PROBLEM STATEMENT:
Leaving out all images, write out the records that follow exactly.

EXERCISE INPUT:
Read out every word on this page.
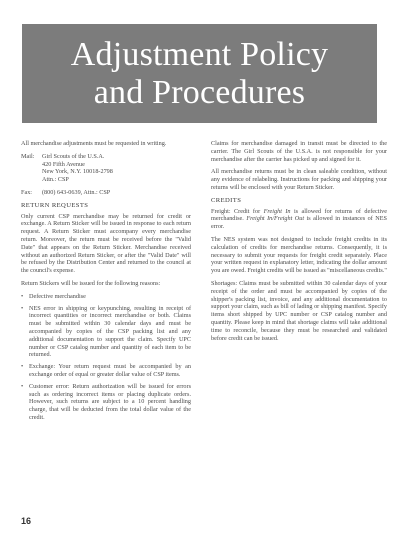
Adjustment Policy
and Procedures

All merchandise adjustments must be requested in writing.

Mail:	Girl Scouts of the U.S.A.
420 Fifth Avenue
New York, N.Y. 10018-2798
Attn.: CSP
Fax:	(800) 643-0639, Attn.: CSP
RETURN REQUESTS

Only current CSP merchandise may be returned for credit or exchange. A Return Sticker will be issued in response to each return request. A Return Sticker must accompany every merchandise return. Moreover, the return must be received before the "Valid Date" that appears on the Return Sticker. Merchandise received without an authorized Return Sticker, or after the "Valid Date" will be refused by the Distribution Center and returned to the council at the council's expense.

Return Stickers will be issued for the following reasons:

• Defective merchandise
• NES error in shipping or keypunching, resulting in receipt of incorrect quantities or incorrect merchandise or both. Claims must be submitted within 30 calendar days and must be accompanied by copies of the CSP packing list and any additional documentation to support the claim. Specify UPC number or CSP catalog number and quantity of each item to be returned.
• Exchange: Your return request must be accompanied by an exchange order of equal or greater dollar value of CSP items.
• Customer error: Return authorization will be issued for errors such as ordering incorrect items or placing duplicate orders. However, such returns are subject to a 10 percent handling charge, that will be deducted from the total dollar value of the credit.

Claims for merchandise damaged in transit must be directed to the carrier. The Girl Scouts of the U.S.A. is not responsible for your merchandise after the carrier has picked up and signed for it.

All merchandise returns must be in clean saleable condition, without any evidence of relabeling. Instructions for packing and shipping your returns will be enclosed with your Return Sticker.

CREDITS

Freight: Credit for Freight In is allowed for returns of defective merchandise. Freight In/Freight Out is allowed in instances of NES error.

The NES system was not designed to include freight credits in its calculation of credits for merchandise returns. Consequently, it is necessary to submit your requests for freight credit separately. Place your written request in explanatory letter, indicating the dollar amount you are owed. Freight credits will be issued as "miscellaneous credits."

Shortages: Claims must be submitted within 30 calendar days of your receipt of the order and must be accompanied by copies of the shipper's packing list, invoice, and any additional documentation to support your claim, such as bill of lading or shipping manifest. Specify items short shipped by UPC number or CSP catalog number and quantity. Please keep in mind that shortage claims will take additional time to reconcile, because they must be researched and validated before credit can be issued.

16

ANSWER TO THIS TASK:
Read out every word on this page.
Adjustment Policy
and Procedures

All merchandise adjustments must be requested in writing.

Mail:	Girl Scouts of the U.S.A.
420 Fifth Avenue
New York, N.Y. 10018-2798
Attn.: CSP
Fax:	(800) 643-0639, Attn.: CSP
RETURN REQUESTS

Only current CSP merchandise may be returned for credit or exchange. A Return Sticker will be issued in response to each return request. A Return Sticker must accompany every merchandise return. Moreover, the return must be received before the "Valid Date" that appears on the Return Sticker. Merchandise received without an authorized Return Sticker, or after the "Valid Date" will be refused by the Distribution Center and returned to the council at the council's expense.

Return Stickers will be issued for the following reasons:

• Defective merchandise
• NES error in shipping or keypunching, resulting in receipt of incorrect quantities or incorrect merchandise or both. Claims must be submitted within 30 calendar days and must be accompanied by copies of the CSP packing list and any additional documentation to support the claim. Specify UPC number or CSP catalog number and quantity of each item to be returned.
• Exchange: Your return request must be accompanied by an exchange order of equal or greater dollar value of CSP items.
• Customer error: Return authorization will be issued for errors such as ordering incorrect items or placing duplicate orders. However, such returns are subject to a 10 percent handling charge, that will be deducted from the total dollar value of the credit.

Claims for merchandise damaged in transit must be directed to the carrier. The Girl Scouts of the U.S.A. is not responsible for your merchandise after the carrier has picked up and signed for it.

All merchandise returns must be in clean saleable condition, without any evidence of relabeling. Instructions for packing and shipping your returns will be enclosed with your Return Sticker.

CREDITS

Freight: Credit for Freight In is allowed for returns of defective merchandise. Freight In/Freight Out is allowed in instances of NES error.

The NES system was not designed to include freight credits in its calculation of credits for merchandise returns. Consequently, it is necessary to submit your requests for freight credit separately. Place your written request in explanatory letter, indicating the dollar amount you are owed. Freight credits will be issued as "miscellaneous credits."

Shortages: Claims must be submitted within 30 calendar days of your receipt of the order and must be accompanied by copies of the shipper's packing list, invoice, and any additional documentation to support your claim, such as bill of lading or shipping manifest. Specify items short shipped by UPC number or CSP catalog number and quantity. Please keep in mind that shortage claims will take additional time to reconcile, because they must be researched and validated before credit can be issued.

16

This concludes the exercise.